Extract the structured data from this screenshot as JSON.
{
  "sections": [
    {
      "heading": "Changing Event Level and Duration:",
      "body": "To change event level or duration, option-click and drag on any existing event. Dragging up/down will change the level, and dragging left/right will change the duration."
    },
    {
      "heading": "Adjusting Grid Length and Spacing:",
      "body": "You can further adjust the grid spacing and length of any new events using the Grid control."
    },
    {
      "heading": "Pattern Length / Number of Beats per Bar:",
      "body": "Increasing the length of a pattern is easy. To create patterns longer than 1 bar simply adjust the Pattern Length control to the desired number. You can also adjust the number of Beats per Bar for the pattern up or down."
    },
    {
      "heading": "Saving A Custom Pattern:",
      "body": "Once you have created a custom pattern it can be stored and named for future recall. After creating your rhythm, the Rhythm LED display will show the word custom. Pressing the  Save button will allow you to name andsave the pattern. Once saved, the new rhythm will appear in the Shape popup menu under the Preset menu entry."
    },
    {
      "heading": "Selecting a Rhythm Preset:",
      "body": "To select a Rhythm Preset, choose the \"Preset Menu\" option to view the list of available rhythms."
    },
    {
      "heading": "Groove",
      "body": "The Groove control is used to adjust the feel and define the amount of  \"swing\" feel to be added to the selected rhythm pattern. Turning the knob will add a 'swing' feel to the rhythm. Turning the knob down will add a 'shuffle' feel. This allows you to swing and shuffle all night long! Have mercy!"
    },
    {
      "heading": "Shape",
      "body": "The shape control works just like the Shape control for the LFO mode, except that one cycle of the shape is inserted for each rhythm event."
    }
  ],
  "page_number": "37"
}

:: WHAT YOU ARE ASKED TO DO ::
All of the data needs to be printed once more, exactly.

:: WRITTEN ANSWER ::
Extract the structured data from this screenshot as JSON.
{
  "sections": [
    {
      "heading": "Changing Event Level and Duration:",
      "body": "To change event level or duration, option-click and drag on any existing event. Dragging up/down will change the level, and dragging left/right will change the duration."
    },
    {
      "heading": "Adjusting Grid Length and Spacing:",
      "body": "You can further adjust the grid spacing and length of any new events using the Grid control."
    },
    {
      "heading": "Pattern Length / Number of Beats per Bar:",
      "body": "Increasing the length of a pattern is easy. To create patterns longer than 1 bar simply adjust the Pattern Length control to the desired number. You can also adjust the number of Beats per Bar for the pattern up or down."
    },
    {
      "heading": "Saving A Custom Pattern:",
      "body": "Once you have created a custom pattern it can be stored and named for future recall. After creating your rhythm, the Rhythm LED display will show the word custom. Pressing the  Save button will allow you to name andsave the pattern. Once saved, the new rhythm will appear in the Shape popup menu under the Preset menu entry."
    },
    {
      "heading": "Selecting a Rhythm Preset:",
      "body": "To select a Rhythm Preset, choose the \"Preset Menu\" option to view the list of available rhythms."
    },
    {
      "heading": "Groove",
      "body": "The Groove control is used to adjust the feel and define the amount of  \"swing\" feel to be added to the selected rhythm pattern. Turning the knob will add a 'swing' feel to the rhythm. Turning the knob down will add a 'shuffle' feel. This allows you to swing and shuffle all night long! Have mercy!"
    },
    {
      "heading": "Shape",
      "body": "The shape control works just like the Shape control for the LFO mode, except that one cycle of the shape is inserted for each rhythm event."
    }
  ],
  "page_number": "37"
}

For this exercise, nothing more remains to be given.